→ What you will do:
Take the entries below and reproduce them word for word.

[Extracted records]

==========

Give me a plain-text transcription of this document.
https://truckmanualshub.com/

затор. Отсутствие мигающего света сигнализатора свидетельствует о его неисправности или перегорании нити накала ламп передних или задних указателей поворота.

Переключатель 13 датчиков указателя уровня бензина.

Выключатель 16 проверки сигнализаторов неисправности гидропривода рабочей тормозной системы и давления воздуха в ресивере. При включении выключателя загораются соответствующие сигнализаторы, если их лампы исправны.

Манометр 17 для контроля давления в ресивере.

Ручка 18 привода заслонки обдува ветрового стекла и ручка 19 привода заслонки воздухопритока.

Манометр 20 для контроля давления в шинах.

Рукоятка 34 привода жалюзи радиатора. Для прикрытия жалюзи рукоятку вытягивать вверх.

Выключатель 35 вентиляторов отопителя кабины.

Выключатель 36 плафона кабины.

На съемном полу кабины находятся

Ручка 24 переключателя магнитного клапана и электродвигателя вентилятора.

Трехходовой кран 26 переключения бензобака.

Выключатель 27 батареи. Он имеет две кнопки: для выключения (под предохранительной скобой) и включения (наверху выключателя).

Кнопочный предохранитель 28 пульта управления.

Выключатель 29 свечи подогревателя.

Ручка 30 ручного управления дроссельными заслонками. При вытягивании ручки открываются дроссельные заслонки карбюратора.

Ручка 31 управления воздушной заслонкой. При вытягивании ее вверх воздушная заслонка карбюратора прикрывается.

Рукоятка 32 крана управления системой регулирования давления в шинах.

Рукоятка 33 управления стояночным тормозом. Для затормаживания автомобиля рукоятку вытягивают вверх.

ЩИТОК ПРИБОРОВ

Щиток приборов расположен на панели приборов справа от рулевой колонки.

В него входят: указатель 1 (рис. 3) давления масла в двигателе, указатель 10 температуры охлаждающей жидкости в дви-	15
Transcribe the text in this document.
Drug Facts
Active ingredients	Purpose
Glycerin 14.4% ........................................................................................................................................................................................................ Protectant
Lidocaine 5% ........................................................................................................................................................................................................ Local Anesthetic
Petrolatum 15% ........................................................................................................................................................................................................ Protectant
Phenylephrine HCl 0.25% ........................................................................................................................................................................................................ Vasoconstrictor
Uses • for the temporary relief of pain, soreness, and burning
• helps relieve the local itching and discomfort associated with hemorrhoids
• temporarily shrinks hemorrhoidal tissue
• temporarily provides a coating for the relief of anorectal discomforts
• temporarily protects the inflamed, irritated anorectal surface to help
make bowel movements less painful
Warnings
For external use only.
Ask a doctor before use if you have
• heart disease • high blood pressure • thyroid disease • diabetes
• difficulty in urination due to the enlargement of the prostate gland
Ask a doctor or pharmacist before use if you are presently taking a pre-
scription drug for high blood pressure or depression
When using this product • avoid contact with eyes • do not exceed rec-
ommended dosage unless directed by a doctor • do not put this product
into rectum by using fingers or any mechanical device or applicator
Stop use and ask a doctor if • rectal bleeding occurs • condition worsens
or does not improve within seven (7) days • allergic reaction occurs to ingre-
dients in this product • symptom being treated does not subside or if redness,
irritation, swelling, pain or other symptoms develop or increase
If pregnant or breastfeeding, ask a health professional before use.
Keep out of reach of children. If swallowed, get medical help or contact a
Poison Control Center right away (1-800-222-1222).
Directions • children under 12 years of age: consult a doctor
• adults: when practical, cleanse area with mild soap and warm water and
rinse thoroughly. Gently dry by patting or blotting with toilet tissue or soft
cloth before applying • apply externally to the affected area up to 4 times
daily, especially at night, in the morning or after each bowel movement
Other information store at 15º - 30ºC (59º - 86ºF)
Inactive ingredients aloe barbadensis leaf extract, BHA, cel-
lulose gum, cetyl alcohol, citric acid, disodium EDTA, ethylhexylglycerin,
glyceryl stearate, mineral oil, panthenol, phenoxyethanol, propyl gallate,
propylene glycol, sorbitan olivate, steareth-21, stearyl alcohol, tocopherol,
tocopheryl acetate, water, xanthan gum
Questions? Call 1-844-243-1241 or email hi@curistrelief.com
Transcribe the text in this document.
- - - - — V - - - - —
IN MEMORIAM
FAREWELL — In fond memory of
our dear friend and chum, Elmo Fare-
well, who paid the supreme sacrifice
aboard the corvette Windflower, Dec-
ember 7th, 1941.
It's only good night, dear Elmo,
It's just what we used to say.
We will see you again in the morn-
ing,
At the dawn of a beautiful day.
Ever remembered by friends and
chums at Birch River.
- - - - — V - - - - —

==========

→ Result:
Give me a plain-text transcription of this document.
https://truckmanualshub.com/

затор. Отсутствие мигающего света сигнализатора свидетельствует о его неисправности или перегорании нити накала ламп передних или задних указателей поворота.

Переключатель 13 датчиков указателя уровня бензина.

Выключатель 16 проверки сигнализаторов неисправности гидропривода рабочей тормозной системы и давления воздуха в ресивере. При включении выключателя загораются соответствующие сигнализаторы, если их лампы исправны.

Манометр 17 для контроля давления в ресивере.

Ручка 18 привода заслонки обдува ветрового стекла и ручка 19 привода заслонки воздухопритока.

Манометр 20 для контроля давления в шинах.

Рукоятка 34 привода жалюзи радиатора. Для прикрытия жалюзи рукоятку вытягивать вверх.

Выключатель 35 вентиляторов отопителя кабины.

Выключатель 36 плафона кабины.

На съемном полу кабины находятся

Ручка 24 переключателя магнитного клапана и электродвигателя вентилятора.

Трехходовой кран 26 переключения бензобака.

Выключатель 27 батареи. Он имеет две кнопки: для выключения (под предохранительной скобой) и включения (наверху выключателя).

Кнопочный предохранитель 28 пульта управления.

Выключатель 29 свечи подогревателя.

Ручка 30 ручного управления дроссельными заслонками. При вытягивании ручки открываются дроссельные заслонки карбюратора.

Ручка 31 управления воздушной заслонкой. При вытягивании ее вверх воздушная заслонка карбюратора прикрывается.

Рукоятка 32 крана управления системой регулирования давления в шинах.

Рукоятка 33 управления стояночным тормозом. Для затормаживания автомобиля рукоятку вытягивают вверх.

ЩИТОК ПРИБОРОВ

Щиток приборов расположен на панели приборов справа от рулевой колонки.

В него входят: указатель 1 (рис. 3) давления масла в двигателе, указатель 10 температуры охлаждающей жидкости в дви-	15
Transcribe the text in this document.
Drug Facts
Active ingredients	Purpose
Glycerin 14.4% ........................................................................................................................................................................................................ Protectant
Lidocaine 5% ........................................................................................................................................................................................................ Local Anesthetic
Petrolatum 15% ........................................................................................................................................................................................................ Protectant
Phenylephrine HCl 0.25% ........................................................................................................................................................................................................ Vasoconstrictor
Uses • for the temporary relief of pain, soreness, and burning
• helps relieve the local itching and discomfort associated with hemorrhoids
• temporarily shrinks hemorrhoidal tissue
• temporarily provides a coating for the relief of anorectal discomforts
• temporarily protects the inflamed, irritated anorectal surface to help
make bowel movements less painful
Warnings
For external use only.
Ask a doctor before use if you have
• heart disease • high blood pressure • thyroid disease • diabetes
• difficulty in urination due to the enlargement of the prostate gland
Ask a doctor or pharmacist before use if you are presently taking a pre-
scription drug for high blood pressure or depression
When using this product • avoid contact with eyes • do not exceed rec-
ommended dosage unless directed by a doctor • do not put this product
into rectum by using fingers or any mechanical device or applicator
Stop use and ask a doctor if • rectal bleeding occurs • condition worsens
or does not improve within seven (7) days • allergic reaction occurs to ingre-
dients in this product • symptom being treated does not subside or if redness,
irritation, swelling, pain or other symptoms develop or increase
If pregnant or breastfeeding, ask a health professional before use.
Keep out of reach of children. If swallowed, get medical help or contact a
Poison Control Center right away (1-800-222-1222).
Directions • children under 12 years of age: consult a doctor
• adults: when practical, cleanse area with mild soap and warm water and
rinse thoroughly. Gently dry by patting or blotting with toilet tissue or soft
cloth before applying • apply externally to the affected area up to 4 times
daily, especially at night, in the morning or after each bowel movement
Other information store at 15º - 30ºC (59º - 86ºF)
Inactive ingredients aloe barbadensis leaf extract, BHA, cel-
lulose gum, cetyl alcohol, citric acid, disodium EDTA, ethylhexylglycerin,
glyceryl stearate, mineral oil, panthenol, phenoxyethanol, propyl gallate,
propylene glycol, sorbitan olivate, steareth-21, stearyl alcohol, tocopherol,
tocopheryl acetate, water, xanthan gum
Questions? Call 1-844-243-1241 or email hi@curistrelief.com
Transcribe the text in this document.
- - - - — V - - - - —
IN MEMORIAM
FAREWELL — In fond memory of
our dear friend and chum, Elmo Fare-
well, who paid the supreme sacrifice
aboard the corvette Windflower, Dec-
ember 7th, 1941.
It's only good night, dear Elmo,
It's just what we used to say.
We will see you again in the morn-
ing,
At the dawn of a beautiful day.
Ever remembered by friends and
chums at Birch River.
- - - - — V - - - - —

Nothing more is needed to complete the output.